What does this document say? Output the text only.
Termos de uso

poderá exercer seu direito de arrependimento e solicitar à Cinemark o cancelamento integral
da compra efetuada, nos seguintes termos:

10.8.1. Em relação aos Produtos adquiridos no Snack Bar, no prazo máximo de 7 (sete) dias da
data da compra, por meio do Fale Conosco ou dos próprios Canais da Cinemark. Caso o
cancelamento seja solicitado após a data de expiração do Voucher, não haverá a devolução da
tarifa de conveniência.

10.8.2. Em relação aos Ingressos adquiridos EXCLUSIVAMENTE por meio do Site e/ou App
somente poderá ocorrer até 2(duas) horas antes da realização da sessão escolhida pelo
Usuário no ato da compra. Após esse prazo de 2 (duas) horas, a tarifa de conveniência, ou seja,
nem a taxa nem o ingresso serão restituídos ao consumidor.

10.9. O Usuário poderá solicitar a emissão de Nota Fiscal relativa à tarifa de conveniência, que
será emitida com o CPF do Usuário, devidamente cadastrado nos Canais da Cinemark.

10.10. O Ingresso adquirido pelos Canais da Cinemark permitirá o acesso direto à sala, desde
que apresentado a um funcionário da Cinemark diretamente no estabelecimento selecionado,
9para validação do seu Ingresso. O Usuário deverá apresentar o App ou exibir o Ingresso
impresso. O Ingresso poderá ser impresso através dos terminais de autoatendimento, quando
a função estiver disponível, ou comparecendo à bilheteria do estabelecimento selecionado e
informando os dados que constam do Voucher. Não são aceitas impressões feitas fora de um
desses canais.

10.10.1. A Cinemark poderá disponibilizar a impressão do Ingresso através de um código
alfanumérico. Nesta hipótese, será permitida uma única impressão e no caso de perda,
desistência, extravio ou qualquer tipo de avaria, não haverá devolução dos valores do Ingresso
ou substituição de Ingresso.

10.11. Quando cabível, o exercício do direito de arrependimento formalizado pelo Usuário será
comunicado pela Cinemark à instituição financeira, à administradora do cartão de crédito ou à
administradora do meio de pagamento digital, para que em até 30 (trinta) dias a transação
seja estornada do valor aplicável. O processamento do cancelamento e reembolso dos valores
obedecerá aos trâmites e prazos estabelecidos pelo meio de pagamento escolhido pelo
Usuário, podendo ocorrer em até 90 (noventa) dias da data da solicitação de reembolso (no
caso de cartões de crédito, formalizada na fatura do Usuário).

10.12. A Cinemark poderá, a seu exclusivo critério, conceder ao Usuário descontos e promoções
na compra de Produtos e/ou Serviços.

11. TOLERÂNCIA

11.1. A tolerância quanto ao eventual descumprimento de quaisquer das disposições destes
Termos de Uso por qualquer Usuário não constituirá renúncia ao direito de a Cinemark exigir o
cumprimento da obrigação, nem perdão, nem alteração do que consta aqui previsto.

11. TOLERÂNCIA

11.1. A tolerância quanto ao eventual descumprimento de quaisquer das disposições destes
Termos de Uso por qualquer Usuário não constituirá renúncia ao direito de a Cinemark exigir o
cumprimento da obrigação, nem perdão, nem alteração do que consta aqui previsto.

* * *

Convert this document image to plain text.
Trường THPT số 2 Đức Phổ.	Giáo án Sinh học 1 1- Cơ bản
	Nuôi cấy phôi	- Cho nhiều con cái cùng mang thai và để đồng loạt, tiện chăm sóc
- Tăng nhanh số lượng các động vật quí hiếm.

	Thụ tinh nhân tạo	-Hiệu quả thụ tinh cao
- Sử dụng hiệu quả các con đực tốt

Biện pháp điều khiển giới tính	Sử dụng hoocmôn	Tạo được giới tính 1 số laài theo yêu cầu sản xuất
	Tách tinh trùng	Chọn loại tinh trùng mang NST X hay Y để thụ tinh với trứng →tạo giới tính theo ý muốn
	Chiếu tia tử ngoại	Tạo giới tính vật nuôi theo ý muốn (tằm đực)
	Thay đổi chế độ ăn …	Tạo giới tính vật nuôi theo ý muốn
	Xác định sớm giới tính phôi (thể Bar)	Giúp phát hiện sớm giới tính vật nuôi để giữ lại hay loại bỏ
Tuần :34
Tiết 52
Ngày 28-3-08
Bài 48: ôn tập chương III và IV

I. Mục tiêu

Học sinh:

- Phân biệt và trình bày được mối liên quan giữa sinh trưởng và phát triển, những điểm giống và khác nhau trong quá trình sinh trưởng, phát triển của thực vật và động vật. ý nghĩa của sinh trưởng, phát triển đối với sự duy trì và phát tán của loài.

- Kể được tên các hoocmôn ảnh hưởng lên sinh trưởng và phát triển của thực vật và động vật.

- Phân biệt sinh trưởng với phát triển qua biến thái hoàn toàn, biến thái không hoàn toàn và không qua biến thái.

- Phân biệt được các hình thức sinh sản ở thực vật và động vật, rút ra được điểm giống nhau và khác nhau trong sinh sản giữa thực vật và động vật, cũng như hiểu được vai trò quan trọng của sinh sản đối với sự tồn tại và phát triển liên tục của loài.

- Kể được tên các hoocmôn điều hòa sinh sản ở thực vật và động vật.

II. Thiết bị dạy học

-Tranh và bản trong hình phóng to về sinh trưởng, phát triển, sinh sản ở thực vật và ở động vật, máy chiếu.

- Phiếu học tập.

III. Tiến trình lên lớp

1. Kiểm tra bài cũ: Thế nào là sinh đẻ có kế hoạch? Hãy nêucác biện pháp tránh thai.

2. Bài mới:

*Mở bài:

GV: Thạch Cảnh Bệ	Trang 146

### What is being asked
Select, from the listing, all lines that include the word "pháp".

### Expected answer
Biện pháp điều khiển giới tính	Sử dụng hoocmôn	Tạo được giới tính 1 số laài theo yêu cầu sản xuất
1. Kiểm tra bài cũ: Thế nào là sinh đẻ có kế hoạch? Hãy nêucác biện pháp tránh thai.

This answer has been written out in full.